(Figure record listings)

----

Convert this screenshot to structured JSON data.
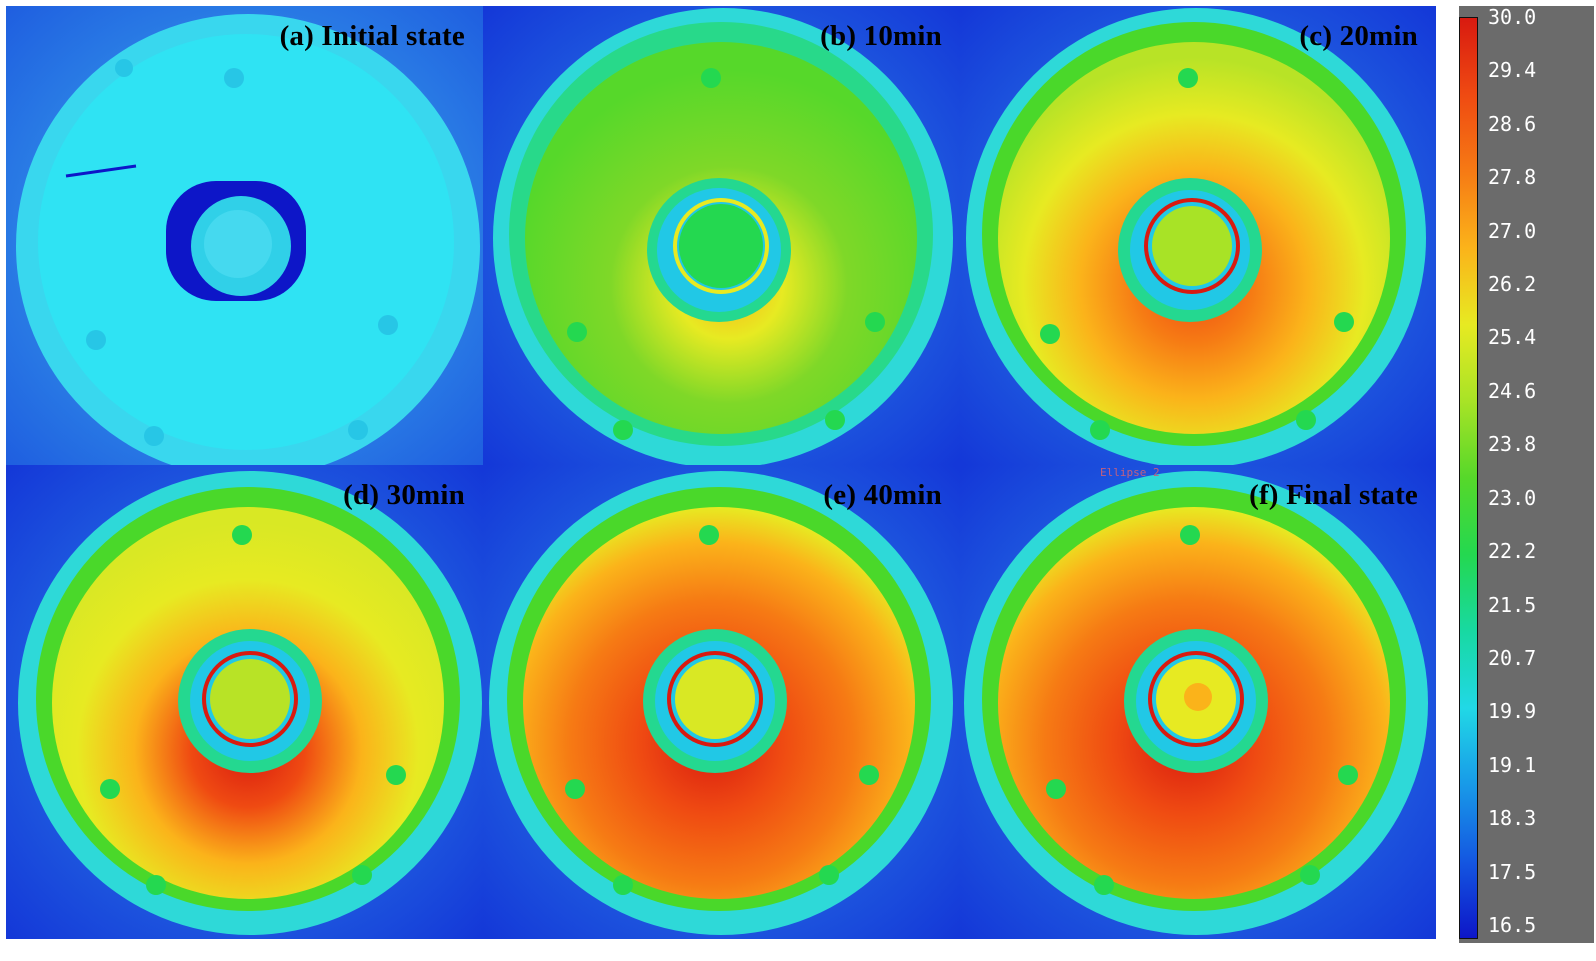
{
  "figure": {
    "panels": [
      {
        "label": "(a) Initial state",
        "state": "initial"
      },
      {
        "label": "(b) 10min",
        "state": "t10"
      },
      {
        "label": "(c)  20min",
        "state": "t20"
      },
      {
        "label": "(d) 30min",
        "state": "t30"
      },
      {
        "label": "(e)  40min",
        "state": "t40"
      },
      {
        "label": "(f) Final state",
        "state": "final"
      }
    ],
    "stray_text": "Ellipse 2",
    "colorbar": {
      "ticks": [
        "30.0",
        "29.4",
        "28.6",
        "27.8",
        "27.0",
        "26.2",
        "25.4",
        "24.6",
        "23.8",
        "23.0",
        "22.2",
        "21.5",
        "20.7",
        "19.9",
        "19.1",
        "18.3",
        "17.5",
        "16.5"
      ],
      "min": 16.5,
      "max": 30.0,
      "colors": [
        "#d81a10",
        "#ef4a12",
        "#f67a14",
        "#fbb31a",
        "#e7ea22",
        "#a8e326",
        "#56d82a",
        "#24d850",
        "#18d9a2",
        "#21d8e6",
        "#189ae8",
        "#1457e1",
        "#0d16c8"
      ]
    }
  }
}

----

● **Exercise task**: In the listing above, how many lines hold the word "state"? Give the number and nothing more.

● **Worked solution**: 8